→ **What is being asked**: From the material below, list every line containing "sigma".
** begin Dataset extract **
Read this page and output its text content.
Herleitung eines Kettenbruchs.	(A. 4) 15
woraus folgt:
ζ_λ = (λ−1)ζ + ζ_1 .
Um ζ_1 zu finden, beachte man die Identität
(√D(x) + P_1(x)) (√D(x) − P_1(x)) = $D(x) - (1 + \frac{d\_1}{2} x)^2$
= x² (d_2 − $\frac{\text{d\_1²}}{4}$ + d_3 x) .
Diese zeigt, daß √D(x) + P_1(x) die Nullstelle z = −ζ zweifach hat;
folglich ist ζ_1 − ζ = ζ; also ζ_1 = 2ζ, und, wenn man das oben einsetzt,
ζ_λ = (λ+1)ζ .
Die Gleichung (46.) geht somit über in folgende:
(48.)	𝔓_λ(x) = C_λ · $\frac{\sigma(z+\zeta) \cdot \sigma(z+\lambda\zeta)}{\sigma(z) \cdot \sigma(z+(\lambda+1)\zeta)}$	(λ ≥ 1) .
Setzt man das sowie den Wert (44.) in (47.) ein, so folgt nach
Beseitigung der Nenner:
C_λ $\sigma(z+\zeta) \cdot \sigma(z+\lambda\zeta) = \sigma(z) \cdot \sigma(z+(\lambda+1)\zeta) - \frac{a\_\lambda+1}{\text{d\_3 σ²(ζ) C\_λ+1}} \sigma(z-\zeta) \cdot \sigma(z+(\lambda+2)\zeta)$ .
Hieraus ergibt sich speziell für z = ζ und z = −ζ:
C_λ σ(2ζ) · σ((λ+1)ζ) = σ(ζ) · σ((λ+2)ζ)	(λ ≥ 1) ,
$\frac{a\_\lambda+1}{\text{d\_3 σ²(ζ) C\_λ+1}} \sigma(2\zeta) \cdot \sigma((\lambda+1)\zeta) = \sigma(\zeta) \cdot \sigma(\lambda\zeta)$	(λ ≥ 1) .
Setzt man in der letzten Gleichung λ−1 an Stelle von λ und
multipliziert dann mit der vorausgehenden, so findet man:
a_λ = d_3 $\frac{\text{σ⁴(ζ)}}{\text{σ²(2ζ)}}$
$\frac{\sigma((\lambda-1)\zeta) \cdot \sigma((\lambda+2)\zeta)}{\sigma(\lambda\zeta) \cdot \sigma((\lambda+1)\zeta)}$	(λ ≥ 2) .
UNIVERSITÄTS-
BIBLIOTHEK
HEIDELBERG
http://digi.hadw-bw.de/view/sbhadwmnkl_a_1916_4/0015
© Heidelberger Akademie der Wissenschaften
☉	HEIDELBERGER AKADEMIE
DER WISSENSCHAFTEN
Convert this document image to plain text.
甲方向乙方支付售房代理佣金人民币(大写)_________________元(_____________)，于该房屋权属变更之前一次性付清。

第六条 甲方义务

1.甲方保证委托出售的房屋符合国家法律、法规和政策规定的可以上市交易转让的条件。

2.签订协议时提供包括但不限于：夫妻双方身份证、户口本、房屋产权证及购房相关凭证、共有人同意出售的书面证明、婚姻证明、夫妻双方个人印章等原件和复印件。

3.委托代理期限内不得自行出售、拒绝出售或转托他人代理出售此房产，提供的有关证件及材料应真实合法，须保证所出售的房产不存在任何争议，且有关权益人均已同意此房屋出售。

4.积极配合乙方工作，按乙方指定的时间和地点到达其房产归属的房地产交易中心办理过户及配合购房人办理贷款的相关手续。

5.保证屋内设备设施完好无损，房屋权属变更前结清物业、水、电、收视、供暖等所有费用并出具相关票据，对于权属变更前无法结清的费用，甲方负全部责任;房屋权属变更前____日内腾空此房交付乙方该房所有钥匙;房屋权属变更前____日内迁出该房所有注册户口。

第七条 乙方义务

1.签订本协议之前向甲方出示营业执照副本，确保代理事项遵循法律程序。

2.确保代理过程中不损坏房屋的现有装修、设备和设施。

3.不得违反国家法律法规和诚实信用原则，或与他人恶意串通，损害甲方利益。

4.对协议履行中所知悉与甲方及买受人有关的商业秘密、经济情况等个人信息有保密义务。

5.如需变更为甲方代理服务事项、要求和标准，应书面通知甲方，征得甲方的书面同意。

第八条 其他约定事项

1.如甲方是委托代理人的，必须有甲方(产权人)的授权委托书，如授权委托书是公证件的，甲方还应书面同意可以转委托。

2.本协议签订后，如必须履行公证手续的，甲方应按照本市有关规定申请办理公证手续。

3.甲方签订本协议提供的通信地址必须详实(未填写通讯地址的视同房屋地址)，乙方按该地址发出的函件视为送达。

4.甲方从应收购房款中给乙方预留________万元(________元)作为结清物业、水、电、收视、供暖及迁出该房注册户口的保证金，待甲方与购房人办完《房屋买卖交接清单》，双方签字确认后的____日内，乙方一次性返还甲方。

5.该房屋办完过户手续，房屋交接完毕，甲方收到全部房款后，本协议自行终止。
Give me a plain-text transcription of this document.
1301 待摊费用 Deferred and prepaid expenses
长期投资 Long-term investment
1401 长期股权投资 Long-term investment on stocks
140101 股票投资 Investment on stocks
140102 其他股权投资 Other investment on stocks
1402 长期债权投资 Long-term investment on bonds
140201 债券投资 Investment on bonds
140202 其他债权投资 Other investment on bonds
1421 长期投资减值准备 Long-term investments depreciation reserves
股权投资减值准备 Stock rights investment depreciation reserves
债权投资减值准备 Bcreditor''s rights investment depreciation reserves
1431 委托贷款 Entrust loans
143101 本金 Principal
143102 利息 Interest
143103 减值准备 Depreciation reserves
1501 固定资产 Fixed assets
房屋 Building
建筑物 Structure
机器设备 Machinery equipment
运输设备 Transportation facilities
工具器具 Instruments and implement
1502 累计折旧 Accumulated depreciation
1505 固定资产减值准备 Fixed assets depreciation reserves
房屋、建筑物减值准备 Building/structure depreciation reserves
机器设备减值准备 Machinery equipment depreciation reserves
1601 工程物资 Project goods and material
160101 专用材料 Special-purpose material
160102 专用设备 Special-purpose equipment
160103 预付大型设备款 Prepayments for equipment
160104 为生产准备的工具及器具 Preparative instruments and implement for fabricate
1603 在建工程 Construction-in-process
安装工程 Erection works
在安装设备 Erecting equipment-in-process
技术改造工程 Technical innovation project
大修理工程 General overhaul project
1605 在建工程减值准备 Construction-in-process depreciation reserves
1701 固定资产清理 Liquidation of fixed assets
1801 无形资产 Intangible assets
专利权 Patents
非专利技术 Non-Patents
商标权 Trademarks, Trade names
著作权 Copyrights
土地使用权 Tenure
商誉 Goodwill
** end Dataset extract **
→ **Expected output**:
(48.)	𝔓_λ(x) = C_λ · $\frac{\sigma(z+\zeta) \cdot \sigma(z+\lambda\zeta)}{\sigma(z) \cdot \sigma(z+(\lambda+1)\zeta)}$	(λ ≥ 1) .
C_λ $\sigma(z+\zeta) \cdot \sigma(z+\lambda\zeta) = \sigma(z) \cdot \sigma(z+(\lambda+1)\zeta) - \frac{a\_\lambda+1}{\text{d\_3 σ²(ζ) C\_λ+1}} \sigma(z-\zeta) \cdot \sigma(z+(\lambda+2)\zeta)$ .
$\frac{a\_\lambda+1}{\text{d\_3 σ²(ζ) C\_λ+1}} \sigma(2\zeta) \cdot \sigma((\lambda+1)\zeta) = \sigma(\zeta) \cdot \sigma(\lambda\zeta)$	(λ ≥ 1) .
$\frac{\sigma((\lambda-1)\zeta) \cdot \sigma((\lambda+2)\zeta)}{\sigma(\lambda\zeta) \cdot \sigma((\lambda+1)\zeta)}$	(λ ≥ 2) .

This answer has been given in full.